● **Set task**
Show all lines that include the string "根据上下文意思可知"; copy each one.
--- Begin ---
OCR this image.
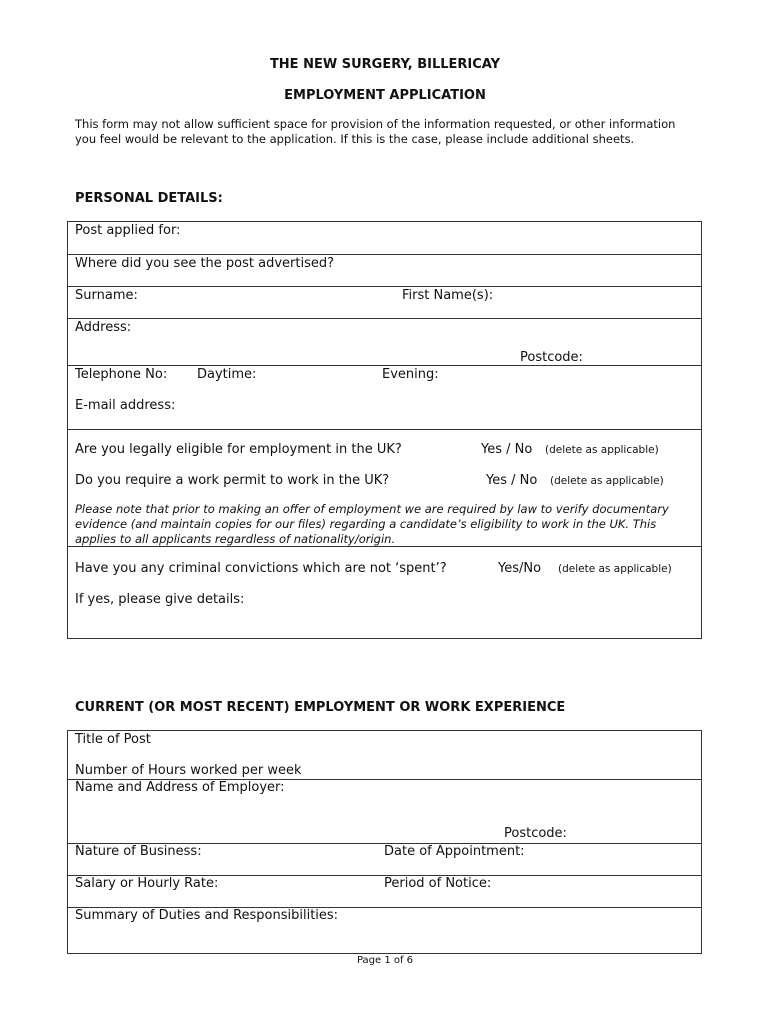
THE NEW SURGERY, BILLERICAY
EMPLOYMENT APPLICATION
This form may not allow sufficient space for provision of the information requested, or other information you feel would be relevant to the application. If this is the case, please include additional sheets.
PERSONAL DETAILS:
Post applied for:
Where did you see the post advertised?
Surname:	First Name(s):
Address:
Postcode:
Telephone No: Daytime:	Evening:
E-mail address:
Are you legally eligible for employment in the UK?	Yes / No (delete as applicable)
Do you require a work permit to work in the UK?	Yes / No (delete as applicable)
Please note that prior to making an offer of employment we are required by law to verify documentary evidence (and maintain copies for our files) regarding a candidate’s eligibility to work in the UK. This applies to all applicants regardless of nationality/origin.
Have you any criminal convictions which are not ‘spent’?	Yes/No (delete as applicable)
If yes, please give details:
CURRENT (OR MOST RECENT) EMPLOYMENT OR WORK EXPERIENCE
Title of Post
Number of Hours worked per week
Name and Address of Employer:
Postcode:
Nature of Business:	Date of Appointment:
Salary or Hourly Rate:	Period of Notice:
Summary of Duties and Responsibilities:
Page 1 of 6
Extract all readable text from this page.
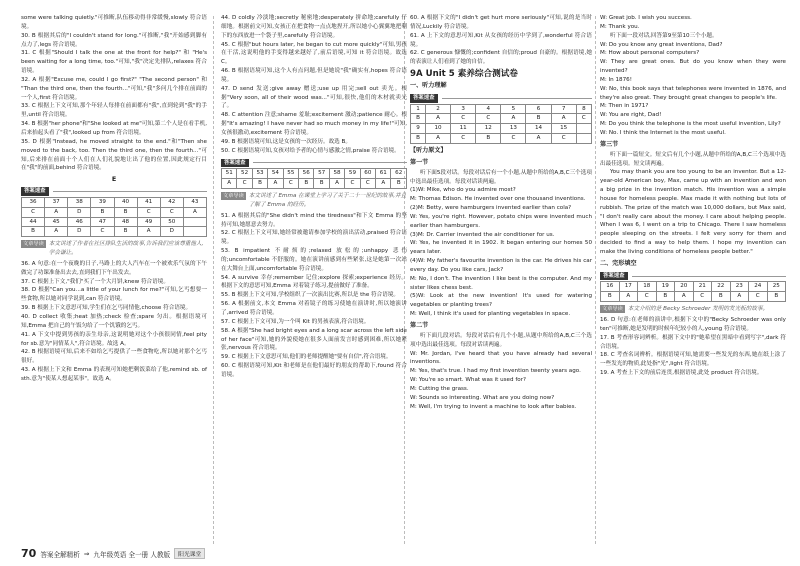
some were talking quietly."可推断,队伍移动得非常缓慢,slowly 符合语境。

30. B 根据其后的"I couldn't stand for long."可推断,"我"开始感到脚有点力了,legs 符合语境。

31. C 根据"Should I talk the one at the front for help?" 和 "He's been waiting for a long time, too."可知,"我"决定先排队,relaxes 符合语境。

32. A 根据"Excuse me, could I go first?" "The second person" 和 "Than the third one, then the fourth..."可知,"我"多问几个排在前面的一个人,first 符合语境。

33. C 根据上下文可知,那个年轻人每排在前面都有"我",直到轮到"我"的手里,until 符合语境。

34. B 根据"her phone"和"She looked at me"可知,第二个人是在看手机,后来抬起头看了"我",looked up from 符合语境。

35. D 根据"Instead, he moved straight to the end."和"Then she moved to the back, too. Then the third one, then the fourth..."可知,后来排在前面十个人们在人们礼貌地让出了他的位置,因此规定行目在"我"的前面,behind 符合语境。

E
答案速查
36	37	38	39	40	41	42	43
C	A	D	B	B	C	C	A
44	45	46	47	48	49	50	
B	A	D	C	B	A	D	
文章导读 本文讲述了作者在社区排队生活的故事,告诉我们应该尊重他人,学会谦让。

36. A 句意:在一个夜晚的日子,马路上的大人汽车在一个被欢乐气氛的下午做完了功课准备出去去,直到我们下午出发去。

37. C 根据上下文,"我们"买了一个大月饼,knew 符合语境。

38. D 根据"Can you...a little of your lunch for me?"可知,乞丐想要一些食物,所以她对同学说到,can 符合语境。

39. B 根据上下文意思可知,学生们在乞丐同情他,choose 符合语境。

40. D collect 收集;heat 加热;check 检查;spare 匀出。根据语境可知,Emma 把自己的午饭匀给了一个饥饿的乞丐。

41. A 下文中提到男孩的亲生母亲,这说明她对这个小孩很同情,feel pity for sb.意为"同情某人",符合语境。故选 A。

42. B 根据语境可知,后来不如给乞丐提供了一些食物吃,所以她对那个乞丐很好。

43. A 根据上下文和 Emma 的表现可知她把剩饭菜给了他,remind sb. of sth.意为"使某人想起某事"。故选 A。

44. D coldly 冷淡地;secretly 秘密地;desperately 拼命地;carefully 仔细地。根据前文可知,女孩正在把食物一点点地捏开,所以她小心翼翼地把剩下的东西放进一个袋子里,carefully 符合语境。

45. C 根据"but hours later, he began to cut more quickly"可知,男孩在干活,这说明他的手变得越来越好了,前后语境,可知 it 符合语境。故选 C。

46. B 根据语境可知,这个人有点问题,但是她说"我"确实有,hopes 符合语境。

47. D send 发送;give away 赠送;use up 用完;sell out 卖光。根据"Very soon, all of their wood was..."可知,很快,他们的木材就卖光了。

48. C attention 注意;shame 羞耻;excitement 激动;patience 耐心。根据"It's amazing! I have never had so much money in my life!"可知,女孩很激动,excitement 符合语境。

49. B 根据语境可知,这是女孩的一次经历。故选 B。

50. C 根据语境可知,女孩对给予者的心情与感激之情,praise 符合语境。

答案速查
51	52	53	54	55	56	57	58	59	60	61	62
A	C	B	A	C	B	B	A	C	C	A	B
文章导读 本文讲述了 Emma 在课堂上学习了关于二十一世纪的故事,并且了解了 Emma 的经历。

51. A 根据其后的"She didn't mind the tiredness"和下文 Emma 的坚持可知,她愿意去努力。

52. C 根据上下文可知,她经常被邀请参加学校的演出活动,praised 符合语境。

53. B impatient 不耐烦的;relaxed 放松的;unhappy 悲伤的;uncomfortable 不舒服的。她在演讲前感到有些紧张,这是她第一次站在大舞台上面,uncomfortable 符合语境。

54. A survive 幸存;remember 记住;explore 探索;experience 经历。根据下文的意思可知,Emma 对着镜子练习,提前做好了准备。

55. B 根据上下文可知,学校组织了一次演出比赛,所以是 the 符合语境。

56. A 根据前文,本文 Emma 对着镜子的练习使她在演讲时,所以她演讲了,arrived 符合语境。

57. C 根据上下文可知,为一个叫 Kit 的男孩表演,符合语境。

58. A 根据"She had bright eyes and a long scar across the left side of her face"可知,她的外貌使她在很多人面前发言时感到困难,所以她紧张,nervous 符合语境。

59. C 根据上下文意思可知,他们的老师提醒她"要有自信",符合语境。

60. C 根据语境可知,Kit 和老师是在他们最好的朋友的帮助下,found 符合语境。

60. A 根据下文的"I didn't get hurt more seriously"可知,说的是当时情况,Luckily 符合语境。

61. A 上下文的意思可知,Kit 从女孩的经历中学到了,wonderful 符合语境。

62. C generous 慷慨的;confident 自信的;proud 自豪的。根据语境,她的表演让人们看到了她的自信。

9A Unit 5 素养综合测试卷
一、听力理解
答案速查
1	2	3	4	5	6	7	8
B	A	C	C	A	B	A	C
9	10	11	12	13	14	15	
B	A	C	B	C	A	C	
【听力原文】
第一节

听下面5段对话。每段对话后有一个小题,从题中所给的A,B,C三个选项中选出最佳选项。每段对话读两遍。

(1)W: Mike, who do you admire most?

M: Thomas Edison. He invented over one thousand inventions.

(2)M: Betty, were hamburgers invented earlier than cola?

W: Yes, you're right. However, potato chips were invented much earlier than hamburgers.

(3)M: Dr. Carrier invented the air conditioner for us.

W: Yes, he invented it in 1902. It began entering our homes 50 years later.

(4)W: My father's favourite invention is the car. He drives his car every day. Do you like cars, Jack?

M: No, I don't. The invention I like best is the computer. And my sister likes chess best.

(5)W: Look at the new invention! It's used for watering vegetables or planting trees?

M: Well, I think it's used for planting vegetables in space.

第二节

听下面几段对话。每段对话后有几个小题,从题中所给的A,B,C三个选项中选出最佳选项。每段对话读两遍。

W: Mr. Jordan, I've heard that you have already had several inventions.

M: Yes, that's true. I had my first invention twenty years ago.

W: You're so smart. What was it used for?

M: Cutting the grass.

W: Sounds so interesting. What are you doing now?

M: Well, I'm trying to invent a machine to look after babies.

W: Great job. I wish you success.

M: Thank you.

听下面一段对话,回答第9至第10三个小题。

W: Do you know any great inventions, Dad?

M: How about personal computers?

W: They are great ones. But do you know when they were invented?

M: In 1876!

W: No, this book says that telephones were invented in 1876, and they're also great. They brought great changes to people's life.

M: Then in 1971?

W: You are right, Dad!

M: Do you think the telephone is the most useful invention, Lily?

W: No. I think the Internet is the most useful.

第三节

听下面一篇短文。短文后有几个小题,从题中所给的A,B,C三个选项中选出最佳选项。短文读两遍。

You may thank you are too young to be an inventor. But a 12-year-old American boy, Max, came up with an invention and won a big prize in the invention match. His invention was a simple house for homeless people. Max made it with nothing but lots of rubbish. The prize of the match was 10,000 dollars, but Max said, "I don't really care about the money. I care about helping people. When I was 6, I went on a trip to Chicago. There I saw homeless people sleeping on the streets. I felt very sorry for them and decided to find a way to help them. I hope my invention can make the living conditions of homeless people better."

二、完形填空
答案速查
16	17	18	19	20	21	22	23	24	25
B	A	C	B	A	C	B	A	C	B
文章导读 本文介绍的是 Becky Schroeder 发明的发光板的故事。

16. D 句意:在老师的演讲中,根据下文中的"Becky Schroeder was only ten"可推断,她是发明的时候年纪较小的人,young 符合语境。

17. B 考查形容词辨析。根据下文中的"她希望在黑暗中看到写字",dark 符合语境。

18. C 考查名词辨析。根据语境可知,她需要一些发光的东西,她在纸上涂了一些发光的物质,此处指"光",light 符合语境。

19. A 考查上下文的前后连贯,根据语境,此处 product 符合语境。

70 答案全解精析 ⇒ 九年级英语 全一册 人教版	阳光课堂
--- End ---
● **Response below**
39. B 根据上下文意思可知,学生们在乞丐同情他,choose 符合语境。
59. C 根据上下文意思可知,他们的老师提醒她"要有自信",符合语境。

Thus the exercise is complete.